Aim :: State the count of lines below in which the word "screenshot" appears, and add nothing.

Dataset rows ::
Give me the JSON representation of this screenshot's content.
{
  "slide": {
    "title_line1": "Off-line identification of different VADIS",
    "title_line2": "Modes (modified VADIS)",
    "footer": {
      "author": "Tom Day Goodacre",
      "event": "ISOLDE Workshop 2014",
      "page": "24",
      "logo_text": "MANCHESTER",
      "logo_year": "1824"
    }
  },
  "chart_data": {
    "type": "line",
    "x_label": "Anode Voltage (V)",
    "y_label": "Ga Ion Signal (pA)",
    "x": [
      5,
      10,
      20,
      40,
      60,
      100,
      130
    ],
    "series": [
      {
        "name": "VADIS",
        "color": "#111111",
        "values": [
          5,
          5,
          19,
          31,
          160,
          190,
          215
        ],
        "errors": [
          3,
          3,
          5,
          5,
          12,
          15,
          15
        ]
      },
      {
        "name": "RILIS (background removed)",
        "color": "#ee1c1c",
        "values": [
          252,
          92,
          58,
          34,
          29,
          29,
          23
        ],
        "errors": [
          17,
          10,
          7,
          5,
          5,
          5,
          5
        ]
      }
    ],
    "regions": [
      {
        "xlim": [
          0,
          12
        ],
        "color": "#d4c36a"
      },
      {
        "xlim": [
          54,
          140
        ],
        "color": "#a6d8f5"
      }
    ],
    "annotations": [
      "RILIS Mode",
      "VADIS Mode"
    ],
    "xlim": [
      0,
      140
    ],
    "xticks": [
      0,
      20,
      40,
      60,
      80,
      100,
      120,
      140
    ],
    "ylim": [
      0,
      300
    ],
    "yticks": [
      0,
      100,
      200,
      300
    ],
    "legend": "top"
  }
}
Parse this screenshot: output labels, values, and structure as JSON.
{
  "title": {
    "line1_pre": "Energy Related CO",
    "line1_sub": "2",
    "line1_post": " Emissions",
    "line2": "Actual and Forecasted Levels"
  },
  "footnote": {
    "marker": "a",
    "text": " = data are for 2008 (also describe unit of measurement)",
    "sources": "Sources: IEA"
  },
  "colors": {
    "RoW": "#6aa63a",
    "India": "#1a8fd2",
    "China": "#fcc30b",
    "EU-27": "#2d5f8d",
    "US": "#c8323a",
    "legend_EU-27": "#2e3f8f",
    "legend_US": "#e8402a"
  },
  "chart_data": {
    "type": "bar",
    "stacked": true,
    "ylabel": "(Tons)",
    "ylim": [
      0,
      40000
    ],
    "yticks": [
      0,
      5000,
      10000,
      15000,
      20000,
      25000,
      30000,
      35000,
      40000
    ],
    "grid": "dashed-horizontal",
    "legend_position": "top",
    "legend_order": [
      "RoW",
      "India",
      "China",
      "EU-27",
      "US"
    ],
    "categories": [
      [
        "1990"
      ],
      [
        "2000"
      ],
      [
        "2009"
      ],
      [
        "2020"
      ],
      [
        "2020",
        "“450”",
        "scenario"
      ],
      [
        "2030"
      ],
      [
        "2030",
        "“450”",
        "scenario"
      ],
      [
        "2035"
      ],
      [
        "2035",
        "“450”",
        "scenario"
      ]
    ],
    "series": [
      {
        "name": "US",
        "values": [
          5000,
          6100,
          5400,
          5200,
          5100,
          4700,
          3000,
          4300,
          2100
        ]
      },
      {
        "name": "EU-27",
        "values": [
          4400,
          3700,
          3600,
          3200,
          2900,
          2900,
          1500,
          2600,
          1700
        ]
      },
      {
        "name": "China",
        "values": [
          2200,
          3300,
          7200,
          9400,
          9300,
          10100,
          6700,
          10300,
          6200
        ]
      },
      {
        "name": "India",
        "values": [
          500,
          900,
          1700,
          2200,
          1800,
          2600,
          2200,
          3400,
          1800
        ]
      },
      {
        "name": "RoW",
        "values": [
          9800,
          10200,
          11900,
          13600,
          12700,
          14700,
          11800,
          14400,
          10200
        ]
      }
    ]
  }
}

Answer to this exercise :: 2